**Exercise details**
From the listing below, pull out all lines with "this" in them.

**Listed entries**
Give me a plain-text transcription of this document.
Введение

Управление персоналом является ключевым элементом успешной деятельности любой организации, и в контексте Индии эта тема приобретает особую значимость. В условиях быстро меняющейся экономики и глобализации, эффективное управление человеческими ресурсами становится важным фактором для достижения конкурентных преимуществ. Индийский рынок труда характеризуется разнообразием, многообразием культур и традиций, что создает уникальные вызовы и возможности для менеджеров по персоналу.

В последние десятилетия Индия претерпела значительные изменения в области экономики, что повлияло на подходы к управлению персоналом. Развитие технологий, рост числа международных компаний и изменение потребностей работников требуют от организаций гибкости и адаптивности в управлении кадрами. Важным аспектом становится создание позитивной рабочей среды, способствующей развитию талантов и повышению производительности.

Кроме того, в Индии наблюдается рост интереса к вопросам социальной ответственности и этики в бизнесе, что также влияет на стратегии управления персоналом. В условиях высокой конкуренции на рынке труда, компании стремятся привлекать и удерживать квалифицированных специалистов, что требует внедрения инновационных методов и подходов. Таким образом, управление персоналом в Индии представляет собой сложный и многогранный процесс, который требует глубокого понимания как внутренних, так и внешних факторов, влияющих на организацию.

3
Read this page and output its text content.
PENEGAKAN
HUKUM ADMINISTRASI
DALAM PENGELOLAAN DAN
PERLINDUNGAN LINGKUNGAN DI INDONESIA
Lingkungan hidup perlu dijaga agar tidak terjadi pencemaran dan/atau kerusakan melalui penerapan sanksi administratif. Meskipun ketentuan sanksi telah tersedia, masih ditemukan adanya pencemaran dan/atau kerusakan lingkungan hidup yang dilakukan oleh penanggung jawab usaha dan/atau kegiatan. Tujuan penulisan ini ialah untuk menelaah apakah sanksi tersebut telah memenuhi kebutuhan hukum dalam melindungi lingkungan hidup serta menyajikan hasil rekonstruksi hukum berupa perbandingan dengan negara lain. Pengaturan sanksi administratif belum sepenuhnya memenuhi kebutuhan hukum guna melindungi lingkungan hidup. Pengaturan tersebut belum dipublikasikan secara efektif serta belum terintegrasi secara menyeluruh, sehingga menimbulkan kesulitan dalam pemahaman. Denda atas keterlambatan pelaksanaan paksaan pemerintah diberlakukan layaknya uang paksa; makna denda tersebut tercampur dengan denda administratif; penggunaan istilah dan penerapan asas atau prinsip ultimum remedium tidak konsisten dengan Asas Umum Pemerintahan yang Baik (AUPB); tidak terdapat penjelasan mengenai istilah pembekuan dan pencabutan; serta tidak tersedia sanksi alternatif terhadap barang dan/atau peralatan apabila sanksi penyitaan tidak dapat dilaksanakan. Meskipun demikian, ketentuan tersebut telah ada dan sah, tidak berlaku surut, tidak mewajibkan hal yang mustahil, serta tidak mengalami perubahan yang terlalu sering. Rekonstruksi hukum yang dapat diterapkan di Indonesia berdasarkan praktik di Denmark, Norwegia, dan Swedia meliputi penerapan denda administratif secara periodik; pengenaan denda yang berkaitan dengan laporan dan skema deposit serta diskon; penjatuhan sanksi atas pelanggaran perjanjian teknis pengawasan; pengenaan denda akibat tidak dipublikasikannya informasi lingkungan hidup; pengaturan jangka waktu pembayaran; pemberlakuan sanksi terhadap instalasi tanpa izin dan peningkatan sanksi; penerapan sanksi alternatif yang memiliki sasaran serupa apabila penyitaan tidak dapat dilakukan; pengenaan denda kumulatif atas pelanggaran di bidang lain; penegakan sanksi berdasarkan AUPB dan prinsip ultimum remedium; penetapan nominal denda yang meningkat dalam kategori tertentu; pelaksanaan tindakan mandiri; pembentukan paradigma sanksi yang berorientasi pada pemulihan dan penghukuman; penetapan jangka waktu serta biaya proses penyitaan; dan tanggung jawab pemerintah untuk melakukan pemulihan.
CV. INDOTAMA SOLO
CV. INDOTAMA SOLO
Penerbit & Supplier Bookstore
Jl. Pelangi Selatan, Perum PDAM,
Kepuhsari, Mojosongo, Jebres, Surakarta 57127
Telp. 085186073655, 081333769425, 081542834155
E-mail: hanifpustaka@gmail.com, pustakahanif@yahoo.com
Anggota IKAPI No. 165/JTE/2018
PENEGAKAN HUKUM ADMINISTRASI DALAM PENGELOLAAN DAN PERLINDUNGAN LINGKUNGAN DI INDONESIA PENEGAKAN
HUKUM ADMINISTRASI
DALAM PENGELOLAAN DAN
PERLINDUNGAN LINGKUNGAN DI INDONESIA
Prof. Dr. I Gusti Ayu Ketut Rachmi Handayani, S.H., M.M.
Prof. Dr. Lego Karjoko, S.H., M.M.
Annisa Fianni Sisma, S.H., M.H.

**Task response**
Give me a plain-text transcription of this document.
Read this page and output its text content.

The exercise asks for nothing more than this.